WHAT TO WORK ON
Please write out the complete listing that follows, exactly as it reads.
— START AVAILABLE DATA —
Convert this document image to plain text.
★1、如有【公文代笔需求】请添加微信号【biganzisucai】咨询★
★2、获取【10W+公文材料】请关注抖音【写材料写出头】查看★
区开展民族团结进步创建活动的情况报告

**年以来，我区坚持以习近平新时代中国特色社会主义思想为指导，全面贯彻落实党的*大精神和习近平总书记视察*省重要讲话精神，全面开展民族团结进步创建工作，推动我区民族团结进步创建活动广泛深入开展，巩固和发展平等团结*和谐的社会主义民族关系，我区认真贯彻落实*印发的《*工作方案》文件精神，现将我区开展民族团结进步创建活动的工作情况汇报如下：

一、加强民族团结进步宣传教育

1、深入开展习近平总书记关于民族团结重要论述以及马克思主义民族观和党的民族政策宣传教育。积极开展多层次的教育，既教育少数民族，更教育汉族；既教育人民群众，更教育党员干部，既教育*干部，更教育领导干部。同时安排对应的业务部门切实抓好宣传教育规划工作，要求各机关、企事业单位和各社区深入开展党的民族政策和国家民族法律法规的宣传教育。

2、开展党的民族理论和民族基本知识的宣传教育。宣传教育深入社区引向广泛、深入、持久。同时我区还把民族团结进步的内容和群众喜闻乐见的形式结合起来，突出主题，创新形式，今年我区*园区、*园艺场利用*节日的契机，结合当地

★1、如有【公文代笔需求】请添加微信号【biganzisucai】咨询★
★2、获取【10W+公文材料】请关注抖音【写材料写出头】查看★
— END AVAILABLE DATA —
FINAL ANSWER
Convert this document image to plain text.
★1、如有【公文代笔需求】请添加微信号【biganzisucai】咨询★
★2、获取【10W+公文材料】请关注抖音【写材料写出头】查看★
区开展民族团结进步创建活动的情况报告

**年以来，我区坚持以习近平新时代中国特色社会主义思想为指导，全面贯彻落实党的*大精神和习近平总书记视察*省重要讲话精神，全面开展民族团结进步创建工作，推动我区民族团结进步创建活动广泛深入开展，巩固和发展平等团结*和谐的社会主义民族关系，我区认真贯彻落实*印发的《*工作方案》文件精神，现将我区开展民族团结进步创建活动的工作情况汇报如下：

一、加强民族团结进步宣传教育

1、深入开展习近平总书记关于民族团结重要论述以及马克思主义民族观和党的民族政策宣传教育。积极开展多层次的教育，既教育少数民族，更教育汉族；既教育人民群众，更教育党员干部，既教育*干部，更教育领导干部。同时安排对应的业务部门切实抓好宣传教育规划工作，要求各机关、企事业单位和各社区深入开展党的民族政策和国家民族法律法规的宣传教育。

2、开展党的民族理论和民族基本知识的宣传教育。宣传教育深入社区引向广泛、深入、持久。同时我区还把民族团结进步的内容和群众喜闻乐见的形式结合起来，突出主题，创新形式，今年我区*园区、*园艺场利用*节日的契机，结合当地

★1、如有【公文代笔需求】请添加微信号【biganzisucai】咨询★
★2、获取【10W+公文材料】请关注抖音【写材料写出头】查看★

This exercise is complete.